■ SET EXERCISE
Below is a set of records; print all of them exactly as written.

■ DATA EXTRACT
----------
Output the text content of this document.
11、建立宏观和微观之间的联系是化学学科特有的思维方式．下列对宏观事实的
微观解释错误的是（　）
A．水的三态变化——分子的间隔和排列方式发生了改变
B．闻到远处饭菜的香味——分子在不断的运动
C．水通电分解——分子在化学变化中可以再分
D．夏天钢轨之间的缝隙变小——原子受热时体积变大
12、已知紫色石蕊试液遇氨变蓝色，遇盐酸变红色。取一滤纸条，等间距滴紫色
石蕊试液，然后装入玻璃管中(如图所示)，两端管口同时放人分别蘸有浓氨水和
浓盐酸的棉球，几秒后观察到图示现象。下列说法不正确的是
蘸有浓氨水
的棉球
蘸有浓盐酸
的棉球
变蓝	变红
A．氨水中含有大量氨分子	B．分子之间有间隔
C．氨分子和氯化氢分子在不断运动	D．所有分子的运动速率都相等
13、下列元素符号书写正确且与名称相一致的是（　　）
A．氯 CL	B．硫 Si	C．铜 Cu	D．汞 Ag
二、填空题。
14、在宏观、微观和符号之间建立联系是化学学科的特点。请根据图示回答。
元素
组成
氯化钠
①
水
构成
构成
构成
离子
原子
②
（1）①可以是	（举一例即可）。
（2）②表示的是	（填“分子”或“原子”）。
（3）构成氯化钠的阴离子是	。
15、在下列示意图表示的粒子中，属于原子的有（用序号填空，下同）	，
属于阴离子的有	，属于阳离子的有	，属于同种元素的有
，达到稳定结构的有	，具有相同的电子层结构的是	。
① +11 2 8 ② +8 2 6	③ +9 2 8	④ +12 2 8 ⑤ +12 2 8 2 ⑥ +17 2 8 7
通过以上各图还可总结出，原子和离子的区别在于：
----------
■ ANSWER FOR THIS EXERCISE
Output the text content of this document.
11、建立宏观和微观之间的联系是化学学科特有的思维方式．下列对宏观事实的
微观解释错误的是（　）
A．水的三态变化——分子的间隔和排列方式发生了改变
B．闻到远处饭菜的香味——分子在不断的运动
C．水通电分解——分子在化学变化中可以再分
D．夏天钢轨之间的缝隙变小——原子受热时体积变大
12、已知紫色石蕊试液遇氨变蓝色，遇盐酸变红色。取一滤纸条，等间距滴紫色
石蕊试液，然后装入玻璃管中(如图所示)，两端管口同时放人分别蘸有浓氨水和
浓盐酸的棉球，几秒后观察到图示现象。下列说法不正确的是
蘸有浓氨水
的棉球
蘸有浓盐酸
的棉球
变蓝	变红
A．氨水中含有大量氨分子	B．分子之间有间隔
C．氨分子和氯化氢分子在不断运动	D．所有分子的运动速率都相等
13、下列元素符号书写正确且与名称相一致的是（　　）
A．氯 CL	B．硫 Si	C．铜 Cu	D．汞 Ag
二、填空题。
14、在宏观、微观和符号之间建立联系是化学学科的特点。请根据图示回答。
元素
组成
氯化钠
①
水
构成
构成
构成
离子
原子
②
（1）①可以是	（举一例即可）。
（2）②表示的是	（填“分子”或“原子”）。
（3）构成氯化钠的阴离子是	。
15、在下列示意图表示的粒子中，属于原子的有（用序号填空，下同）	，
属于阴离子的有	，属于阳离子的有	，属于同种元素的有
，达到稳定结构的有	，具有相同的电子层结构的是	。
① +11 2 8 ② +8 2 6	③ +9 2 8	④ +12 2 8 ⑤ +12 2 8 2 ⑥ +17 2 8 7
通过以上各图还可总结出，原子和离子的区别在于：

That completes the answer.